*Document passage*.

Frank also said she had a major concern over the company’s management of the county’s IT backup processes and system.
“We get emails that say (a backup) was successful, but I have no idea it is. I would like to be able to see proof. I would like them to open it back up and show me those payments are there,” she said, adding it was her responsibility to ensure those records were maintained.
“That’s our main concern, the confidence we don’t have,” she said.
County assessor Cathy Smith agreed.
Smith said an error message that was coming up on the county’s email system indicated a certificate may not be properly licensed and she urged the board to look at other options.
“If we don’t look, we won’t find a better solution,” she said.
County recorder Tammy Hayes, county conservation board director Katie Hammond, general assistance director Cyndi Mears and county auditor Sandi Elliott all echoed the other department heads’ comments.
Elliott said trust was the key issue with J&S.
“I’m just frustrated beyond belief with dealing with J&S,” she said, explaining the company had provided the county with wonderful service for its copiers and other office equipment.
However, the story was different with the IT service.
“I feel they are in over their heads with this IT, and I feel they are just treading water to keep their head above water and they don’t know what to do,” Elliott said.
Quigley thanked the department heads for providing the information, but no other action was taken during the meeting. However, later in the day, the supervisors announced a meeting would be held Thursday with Jon Hartman of Reliable Network Solutions, Muscatine, to discuss the county’s IT system.
In other action, the supervisors:
• Approved the one-lot Bradley Bell Subdivision.
• Received monthly updates from public health administrator Roxanne Smith and veterans affairs director Adam Caudle.
• Learned from county engineer Larry Roehl and assistant engineer Adam Shutt that Iowa Highway 92 could possibly remain closed all summer and that a portion of H Avenue east of Grandview would need to be relocated because of a hillslide.

*Your instructions*. In the news report on the county's IT concerns, which people are said to have echoed the other department heads' comments? Give each person's name and title. The material that follows is separate from the news report above.

*Dataset content*.
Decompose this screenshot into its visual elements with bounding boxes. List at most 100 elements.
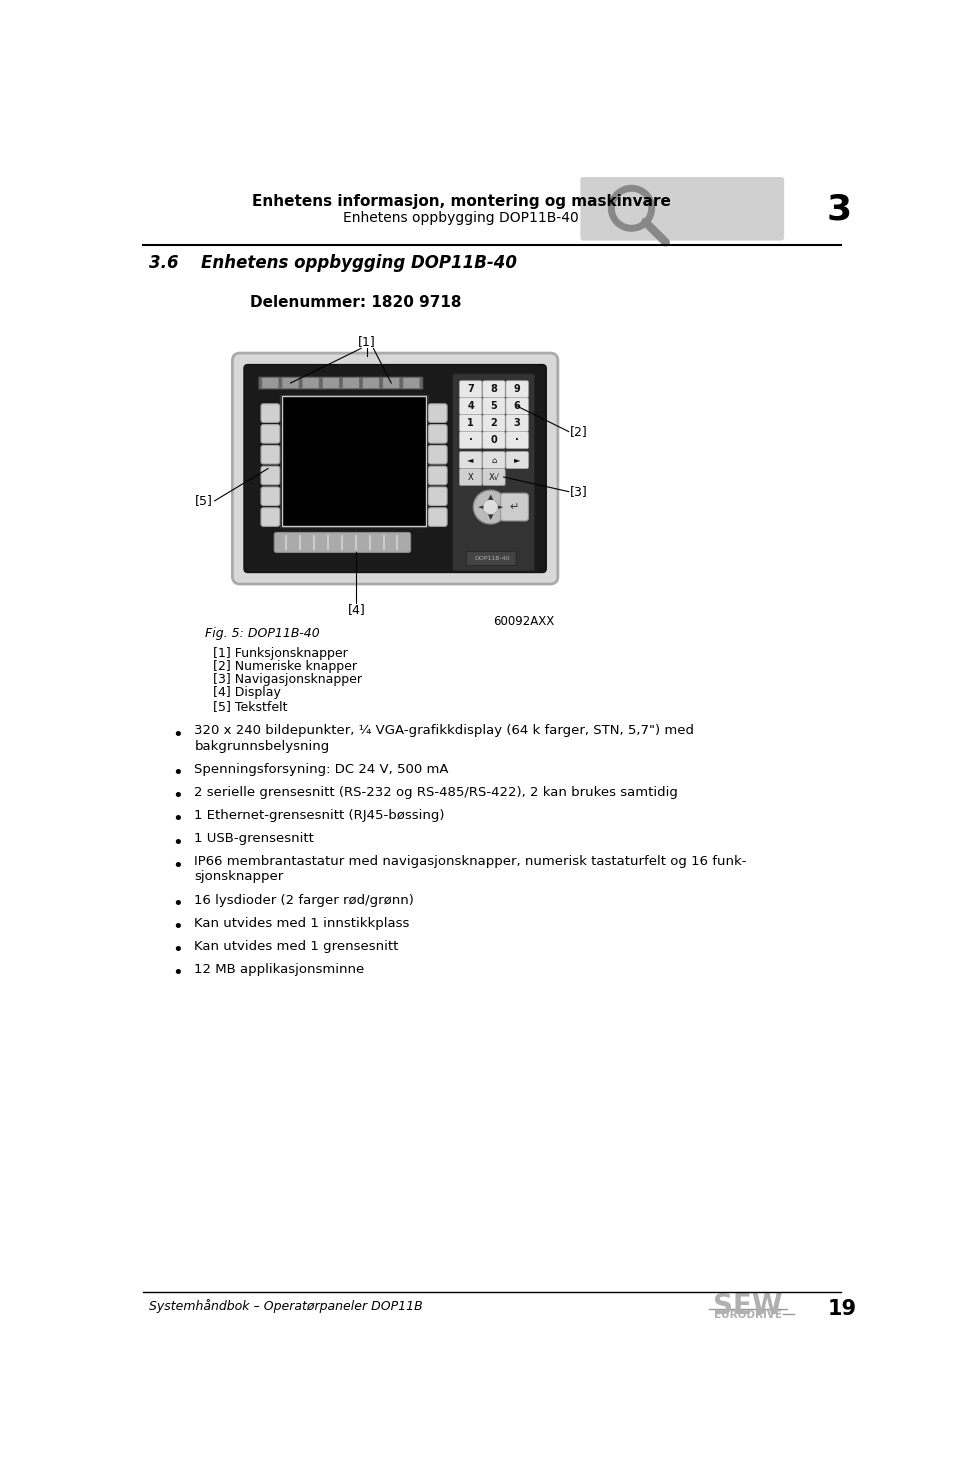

*Result for this exercise*.
- Tammy Hayes, county recorder
- Katie Hammond, county conservation board director
- Cyndi Mears, general assistance director
- Sandi Elliott, county auditor